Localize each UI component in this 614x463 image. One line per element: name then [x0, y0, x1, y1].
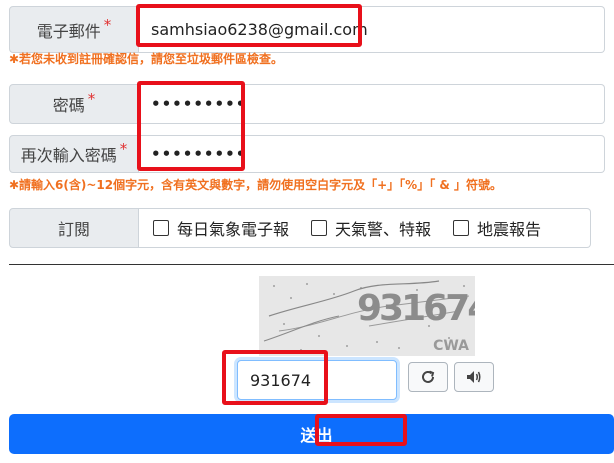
email-label: 電子郵件 * — [9, 6, 139, 53]
option-label: 天氣警、特報 — [335, 220, 432, 239]
refresh-button[interactable] — [408, 362, 448, 392]
captcha-watermark: CWA — [433, 338, 469, 354]
email-input[interactable]: samhsiao6238@gmail.com — [139, 6, 605, 53]
password-input[interactable]: ••••••••• — [139, 84, 605, 124]
submit-button[interactable]: 送出 — [9, 414, 614, 454]
required-mark: * — [87, 90, 96, 108]
subscribe-label: 訂閱 — [9, 208, 139, 248]
audio-button[interactable] — [454, 362, 494, 392]
required-mark: * — [103, 15, 112, 34]
captcha-code-text: 931674 — [357, 288, 475, 329]
password-label: 密碼 * — [9, 84, 139, 124]
option-label: 地震報告 — [477, 220, 542, 239]
captcha-input[interactable]: 931674 — [237, 360, 397, 400]
subscribe-label-text: 訂閱 — [57, 220, 90, 239]
captcha-input-value: 931674 — [250, 370, 312, 390]
email-label-text: 電子郵件 — [36, 21, 101, 41]
password-hint: ✱請輸入6(含)~12個字元，含有英文與數字，請勿使用空白字元及「+」「%」「 … — [9, 178, 503, 192]
checkbox[interactable] — [311, 220, 328, 236]
subscribe-option-earthquake[interactable]: 地震報告 — [453, 216, 541, 240]
password-value: ••••••••• — [151, 95, 247, 113]
submit-label: 送出 — [300, 426, 333, 445]
password-label-text: 密碼 — [52, 96, 85, 115]
password-confirm-input[interactable]: ••••••••• — [139, 135, 605, 173]
password-confirm-label: 再次輸入密碼 * — [9, 135, 139, 173]
speaker-icon — [467, 371, 481, 383]
subscribe-options: 每日氣象電子報 天氣警、特報 地震報告 — [139, 208, 591, 248]
captcha-image: 931674 CWA — [259, 276, 475, 356]
password-confirm-value: ••••••••• — [151, 145, 247, 163]
subscribe-option-daily-weather[interactable]: 每日氣象電子報 — [153, 216, 289, 240]
required-mark: * — [119, 140, 128, 158]
checkbox[interactable] — [153, 220, 169, 236]
email-value: samhsiao6238@gmail.com — [151, 20, 368, 39]
email-hint: ✱若您未收到註冊確認信，請您至垃圾郵件區檢查。 — [9, 52, 284, 66]
checkbox[interactable] — [453, 220, 470, 236]
option-label: 每日氣象電子報 — [177, 220, 290, 239]
password-confirm-label-text: 再次輸入密碼 — [20, 146, 117, 165]
subscribe-option-warnings[interactable]: 天氣警、特報 — [311, 216, 431, 240]
refresh-icon — [422, 370, 435, 383]
divider — [9, 264, 614, 265]
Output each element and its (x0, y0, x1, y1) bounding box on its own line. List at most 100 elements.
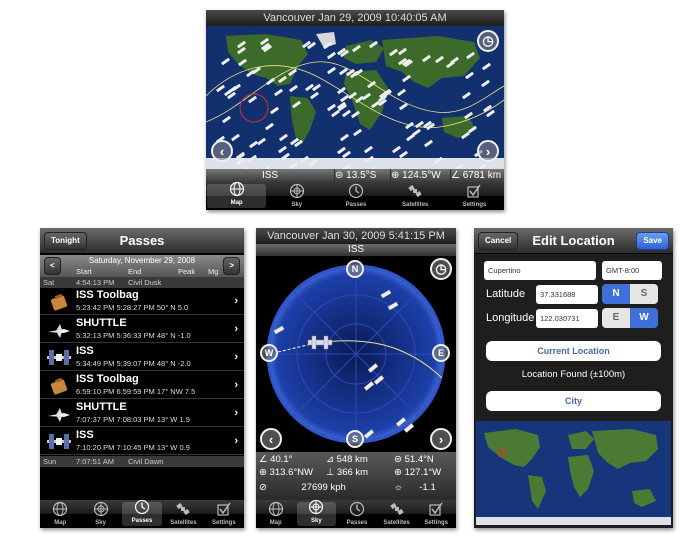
───
= Requirement =
Could you rewrite only the listing lines above, starting with the line with "email-label: 電子郵件 * — [9, 6, 139, 53]" and going on through the line with "email-label-text: 電子郵件 — [36, 21, 101, 41]", swapping "interactable" for "clickable" and leaving everything else as it is?

= Completed exercise =
email-label: 電子郵件 * — [9, 6, 139, 53]
option-label: 天氣警、特報 — [335, 220, 432, 239]
refresh-button[clickable] — [408, 362, 448, 392]
captcha-watermark: CWA — [433, 338, 469, 354]
email-input[clickable]: samhsiao6238@gmail.com — [139, 6, 605, 53]
password-input[clickable]: ••••••••• — [139, 84, 605, 124]
submit-button[clickable]: 送出 — [9, 414, 614, 454]
required-mark: * — [87, 90, 96, 108]
subscribe-label: 訂閱 — [9, 208, 139, 248]
audio-button[clickable] — [454, 362, 494, 392]
required-mark: * — [103, 15, 112, 34]
captcha-code-text: 931674 — [357, 288, 475, 329]
password-label: 密碼 * — [9, 84, 139, 124]
option-label: 地震報告 — [477, 220, 542, 239]
captcha-input[clickable]: 931674 — [237, 360, 397, 400]
subscribe-label-text: 訂閱 — [57, 220, 90, 239]
captcha-input-value: 931674 — [250, 370, 312, 390]
email-label-text: 電子郵件 — [36, 21, 101, 41]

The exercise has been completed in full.